WHAT TO WORK ON -> Repeat every entry in the listing below, exactly.

MATERIAL ->
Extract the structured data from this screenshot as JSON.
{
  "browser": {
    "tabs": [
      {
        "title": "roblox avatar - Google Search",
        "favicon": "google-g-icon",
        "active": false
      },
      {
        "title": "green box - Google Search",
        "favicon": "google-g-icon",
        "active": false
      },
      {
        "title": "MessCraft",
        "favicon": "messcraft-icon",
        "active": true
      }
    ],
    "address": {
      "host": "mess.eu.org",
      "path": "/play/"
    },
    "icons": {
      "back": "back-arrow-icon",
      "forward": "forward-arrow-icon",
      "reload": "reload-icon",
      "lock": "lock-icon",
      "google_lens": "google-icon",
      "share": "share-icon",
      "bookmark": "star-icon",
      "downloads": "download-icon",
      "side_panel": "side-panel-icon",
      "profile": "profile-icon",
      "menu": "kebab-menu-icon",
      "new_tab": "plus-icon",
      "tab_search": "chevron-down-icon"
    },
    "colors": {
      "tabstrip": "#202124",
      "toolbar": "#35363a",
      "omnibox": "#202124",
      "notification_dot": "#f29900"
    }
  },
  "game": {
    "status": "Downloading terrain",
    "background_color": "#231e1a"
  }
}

ANSWER TO THE PROBLEM ->
Extract the structured data from this screenshot as JSON.
{
  "browser": {
    "tabs": [
      {
        "title": "roblox avatar - Google Search",
        "favicon": "google-g-icon",
        "active": false
      },
      {
        "title": "green box - Google Search",
        "favicon": "google-g-icon",
        "active": false
      },
      {
        "title": "MessCraft",
        "favicon": "messcraft-icon",
        "active": true
      }
    ],
    "address": {
      "host": "mess.eu.org",
      "path": "/play/"
    },
    "icons": {
      "back": "back-arrow-icon",
      "forward": "forward-arrow-icon",
      "reload": "reload-icon",
      "lock": "lock-icon",
      "google_lens": "google-icon",
      "share": "share-icon",
      "bookmark": "star-icon",
      "downloads": "download-icon",
      "side_panel": "side-panel-icon",
      "profile": "profile-icon",
      "menu": "kebab-menu-icon",
      "new_tab": "plus-icon",
      "tab_search": "chevron-down-icon"
    },
    "colors": {
      "tabstrip": "#202124",
      "toolbar": "#35363a",
      "omnibox": "#202124",
      "notification_dot": "#f29900"
    }
  },
  "game": {
    "status": "Downloading terrain",
    "background_color": "#231e1a"
  }
}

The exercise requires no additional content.